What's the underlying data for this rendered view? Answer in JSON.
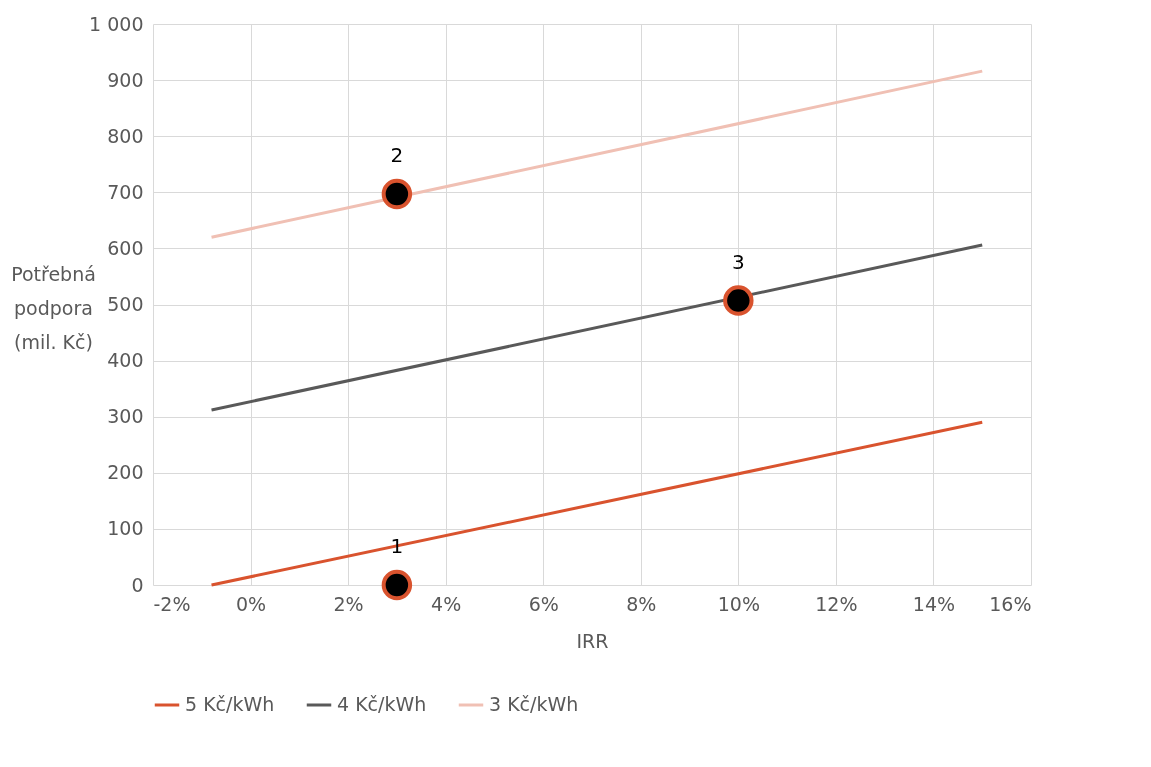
{
  "chart_data": {
    "type": "line",
    "xlabel": "IRR",
    "ylabel": "Potřebná\npodpora\n(mil. Kč)",
    "xlim": [
      -2,
      16
    ],
    "xticks": [
      {
        "value": -2,
        "label": "-2%"
      },
      {
        "value": 0,
        "label": "0%"
      },
      {
        "value": 2,
        "label": "2%"
      },
      {
        "value": 4,
        "label": "4%"
      },
      {
        "value": 6,
        "label": "6%"
      },
      {
        "value": 8,
        "label": "8%"
      },
      {
        "value": 10,
        "label": "10%"
      },
      {
        "value": 12,
        "label": "12%"
      },
      {
        "value": 14,
        "label": "14%"
      },
      {
        "value": 16,
        "label": "16%"
      }
    ],
    "ylim": [
      0,
      1000
    ],
    "yticks": [
      0,
      100,
      200,
      300,
      400,
      500,
      600,
      700,
      800,
      900,
      {
        "value": 1000,
        "label": "1 000"
      }
    ],
    "grid": true,
    "legend": "bottom",
    "marker": "none",
    "line_style": "solid",
    "series": [
      {
        "name": "5 Kč/kWh",
        "color": "#d9532e",
        "x": [
          -0.8,
          15
        ],
        "values": [
          0,
          290
        ]
      },
      {
        "name": "4 Kč/kWh",
        "color": "#595959",
        "x": [
          -0.8,
          15
        ],
        "values": [
          312,
          606
        ]
      },
      {
        "name": "3 Kč/kWh",
        "color": "#f0c0b4",
        "x": [
          -0.8,
          15
        ],
        "values": [
          620,
          916
        ]
      },
      {
        "type": "scatter",
        "color": "#000000",
        "marker": "circle",
        "x": [
          3,
          3,
          10
        ],
        "values": [
          0,
          697,
          507
        ]
      }
    ],
    "annotations": [
      "1",
      "2",
      "3"
    ]
  }
}
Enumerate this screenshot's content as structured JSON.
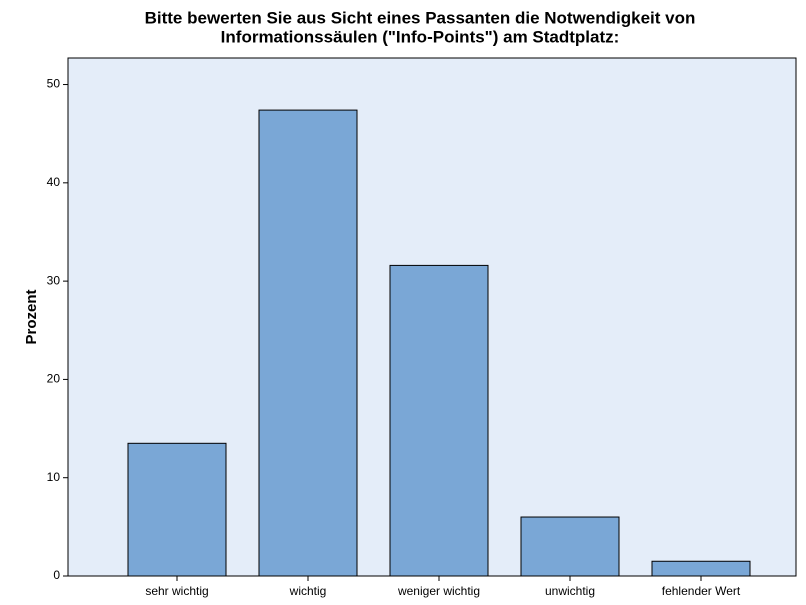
{
  "chart_data": {
    "type": "bar",
    "title": [
      "Bitte bewerten Sie aus Sicht eines Passanten die Notwendigkeit von",
      "Informationssäulen (\"Info-Points\") am Stadtplatz:"
    ],
    "y_label": "Prozent",
    "categories": [
      "sehr wichtig",
      "wichtig",
      "weniger wichtig",
      "unwichtig",
      "fehlender Wert"
    ],
    "values": [
      13.5,
      47.4,
      31.6,
      6.0,
      1.5
    ],
    "color": "#7aa7d6",
    "ylim": [
      0,
      52.7
    ],
    "yticks": [
      0,
      10,
      20,
      30,
      40,
      50
    ],
    "grid": false
  }
}
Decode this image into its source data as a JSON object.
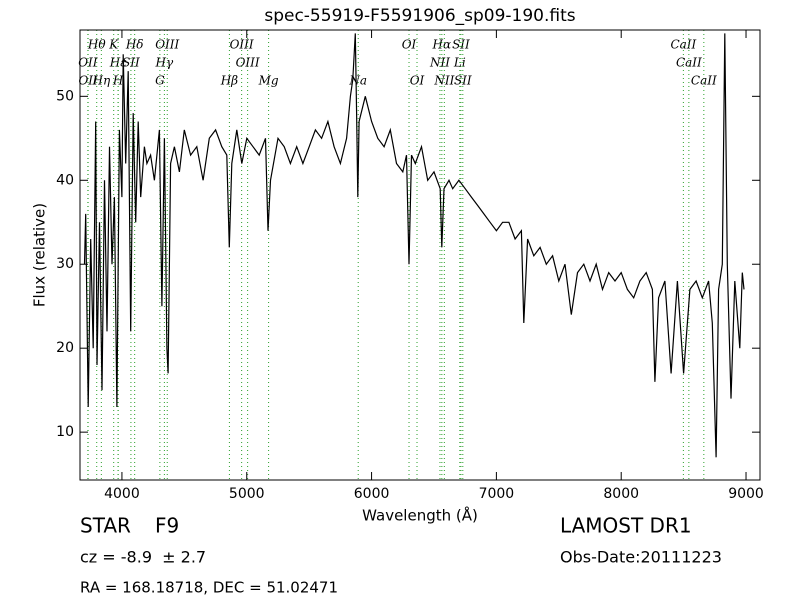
{
  "chart_data": {
    "type": "line",
    "title": "spec-55919-F5591906_sp09-190.fits",
    "x_label": "Wavelength (Å)",
    "y_label": "Flux (relative)",
    "color": "#000000",
    "line_color": "#2ca02c",
    "xlim": [
      3664,
      9112
    ],
    "ylim": [
      4.3,
      57.9
    ],
    "xticks": [
      4000,
      5000,
      6000,
      7000,
      8000,
      9000
    ],
    "yticks": [
      10,
      20,
      30,
      40,
      50
    ],
    "grid": false,
    "x": [
      3700,
      3710,
      3730,
      3750,
      3770,
      3790,
      3800,
      3820,
      3840,
      3860,
      3880,
      3900,
      3920,
      3940,
      3960,
      3980,
      4000,
      4010,
      4030,
      4050,
      4070,
      4090,
      4110,
      4130,
      4150,
      4180,
      4200,
      4230,
      4260,
      4300,
      4320,
      4340,
      4360,
      4370,
      4390,
      4420,
      4460,
      4500,
      4550,
      4600,
      4650,
      4700,
      4750,
      4800,
      4840,
      4860,
      4880,
      4920,
      4960,
      5000,
      5050,
      5100,
      5150,
      5170,
      5190,
      5250,
      5300,
      5350,
      5400,
      5450,
      5500,
      5550,
      5600,
      5650,
      5700,
      5750,
      5800,
      5830,
      5850,
      5870,
      5880,
      5890,
      5900,
      5950,
      6000,
      6050,
      6100,
      6150,
      6200,
      6250,
      6280,
      6300,
      6320,
      6350,
      6400,
      6450,
      6500,
      6550,
      6563,
      6580,
      6620,
      6650,
      6700,
      6750,
      6800,
      6850,
      6900,
      6950,
      7000,
      7050,
      7100,
      7150,
      7200,
      7220,
      7250,
      7300,
      7350,
      7400,
      7450,
      7500,
      7550,
      7600,
      7650,
      7700,
      7750,
      7800,
      7850,
      7900,
      7950,
      8000,
      8050,
      8100,
      8150,
      8200,
      8250,
      8270,
      8300,
      8350,
      8400,
      8450,
      8500,
      8550,
      8600,
      8650,
      8700,
      8730,
      8760,
      8780,
      8810,
      8830,
      8850,
      8880,
      8910,
      8950,
      8970,
      8984
    ],
    "values": [
      30,
      36,
      13,
      33,
      20,
      47,
      18,
      35,
      15,
      40,
      22,
      44,
      30,
      38,
      13,
      46,
      38,
      55,
      42,
      53,
      22,
      48,
      35,
      47,
      38,
      44,
      42,
      43,
      40,
      46,
      25,
      45,
      20,
      17,
      42,
      44,
      41,
      46,
      43,
      44,
      40,
      45,
      46,
      44,
      43,
      32,
      42,
      46,
      42,
      45,
      44,
      43,
      45,
      34,
      40,
      45,
      44,
      42,
      44,
      42,
      44,
      46,
      45,
      47,
      44,
      42,
      45,
      50,
      52,
      57.5,
      48,
      38,
      47,
      50,
      47,
      45,
      44,
      46,
      42,
      41,
      43,
      30,
      43,
      42,
      44,
      40,
      41,
      39,
      32,
      39,
      40,
      39,
      40,
      39,
      38,
      37,
      36,
      35,
      34,
      35,
      35,
      33,
      34,
      23,
      33,
      31,
      32,
      30,
      31,
      28,
      30,
      24,
      29,
      30,
      28,
      30,
      27,
      29,
      28,
      29,
      27,
      26,
      28,
      29,
      27,
      16,
      26,
      28,
      17,
      28,
      17,
      27,
      28,
      26,
      28,
      23,
      7,
      27,
      30,
      57.5,
      30,
      14,
      28,
      20,
      29,
      27
    ],
    "line_labels": [
      [
        {
          "label": "Hθ",
          "wavelength": 3798
        },
        {
          "label": "K",
          "wavelength": 3934
        },
        {
          "label": "Hδ",
          "wavelength": 4102
        },
        {
          "label": "OIII",
          "wavelength": 4363
        },
        {
          "label": "OIII",
          "wavelength": 4959
        },
        {
          "label": "OI",
          "wavelength": 6300
        },
        {
          "label": "Hα",
          "wavelength": 6563
        },
        {
          "label": "SII",
          "wavelength": 6716
        },
        {
          "label": "CaII",
          "wavelength": 8498
        }
      ],
      [
        {
          "label": "OII",
          "wavelength": 3727
        },
        {
          "label": "Hε",
          "wavelength": 3970
        },
        {
          "label": "SII",
          "wavelength": 4072
        },
        {
          "label": "Hγ",
          "wavelength": 4340
        },
        {
          "label": "OIII",
          "wavelength": 5007
        },
        {
          "label": "NII",
          "wavelength": 6548
        },
        {
          "label": "Li",
          "wavelength": 6707
        },
        {
          "label": "CaII",
          "wavelength": 8542
        }
      ],
      [
        {
          "label": "OII",
          "wavelength": 3729
        },
        {
          "label": "Hη",
          "wavelength": 3835
        },
        {
          "label": "H",
          "wavelength": 3969
        },
        {
          "label": "G",
          "wavelength": 4304
        },
        {
          "label": "Hβ",
          "wavelength": 4861
        },
        {
          "label": "Mg",
          "wavelength": 5175
        },
        {
          "label": "Na",
          "wavelength": 5893
        },
        {
          "label": "OI",
          "wavelength": 6364
        },
        {
          "label": "NII",
          "wavelength": 6583
        },
        {
          "label": "SII",
          "wavelength": 6731
        },
        {
          "label": "CaII",
          "wavelength": 8662
        }
      ]
    ],
    "annotations": [
      "STAR",
      "F9",
      "LAMOST DR1",
      "cz = -8.9  ± 2.7",
      "Obs-Date:20111223",
      "RA = 168.18718, DEC = 51.02471"
    ]
  }
}
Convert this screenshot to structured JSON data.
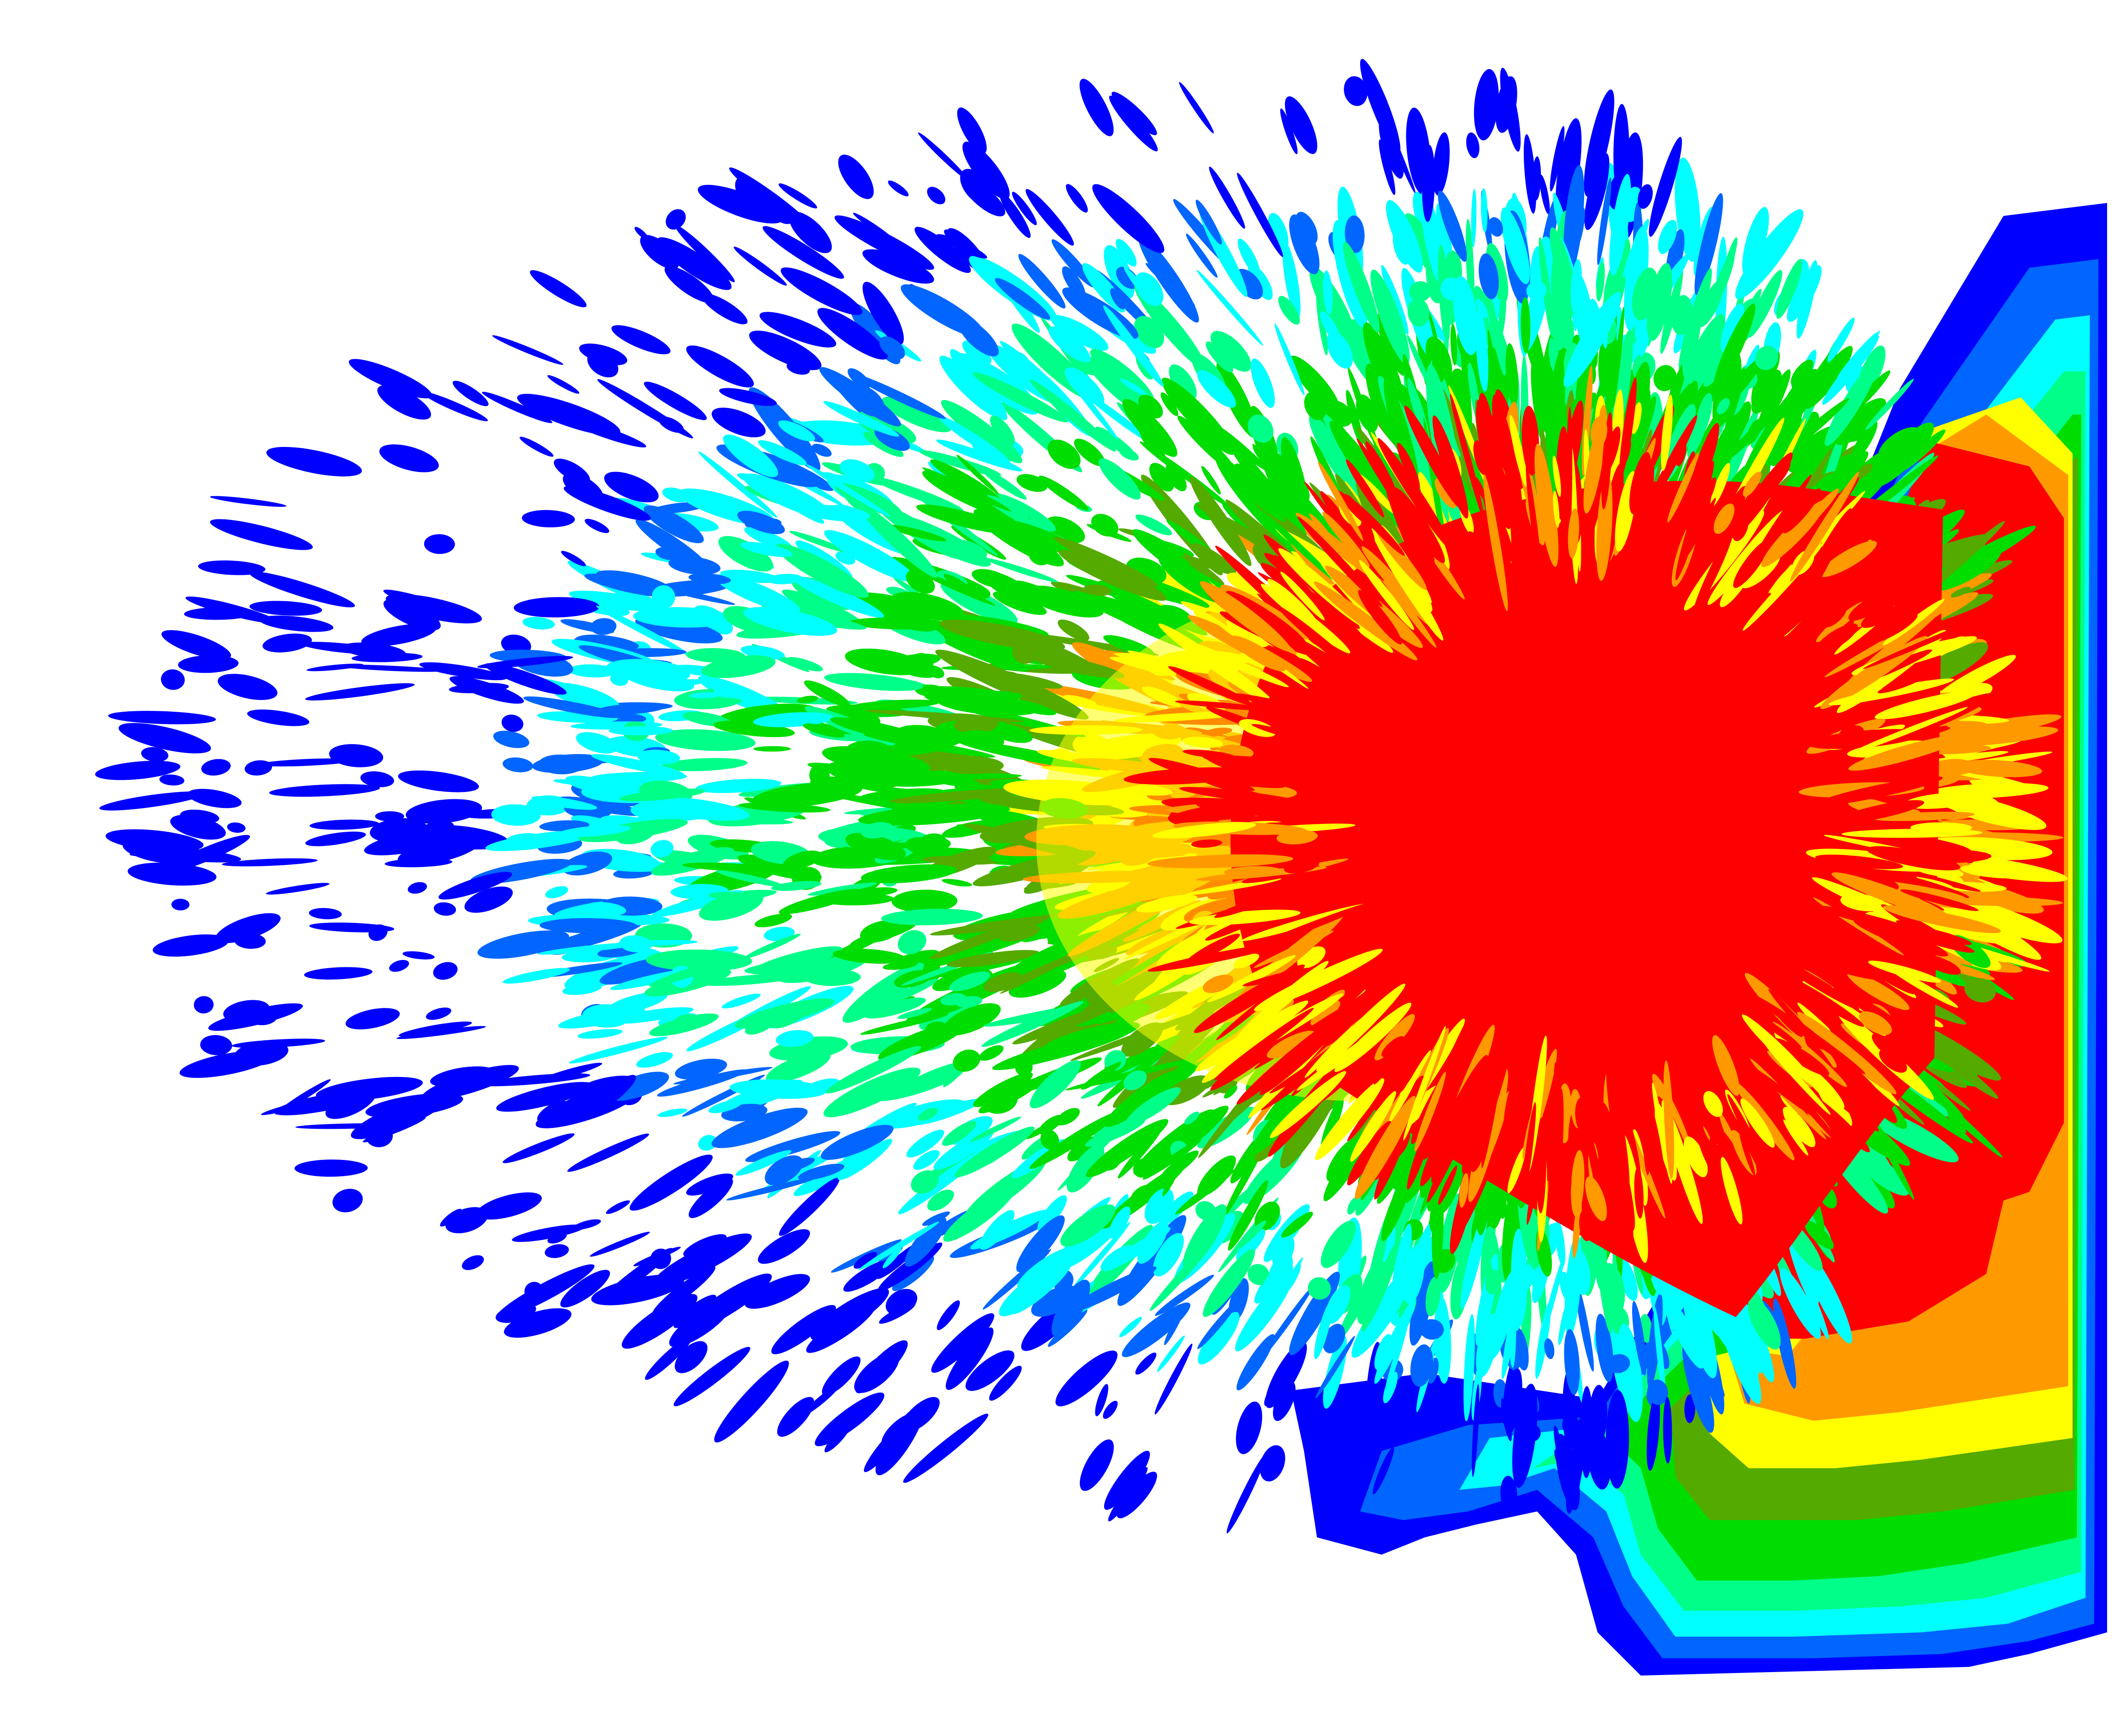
{
  "image": {
    "subject": "contour-colored-point-cloud",
    "palette": [
      "#0000ff",
      "#0066ff",
      "#00ffff",
      "#00ff88",
      "#00dd00",
      "#55aa00",
      "#ffff00",
      "#ff9900",
      "#ff0000"
    ],
    "background": "#ffffff",
    "band_labels": [
      "blue",
      "azure",
      "cyan",
      "spring-green",
      "green",
      "olive-green",
      "yellow",
      "orange",
      "red"
    ]
  }
}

———

## [Exercise details]
Reproduce each line holding the word "type".

## [Problem solution]
    "type": "line",
        "type": "scatter",
    "type": "bar",
    "type": "line",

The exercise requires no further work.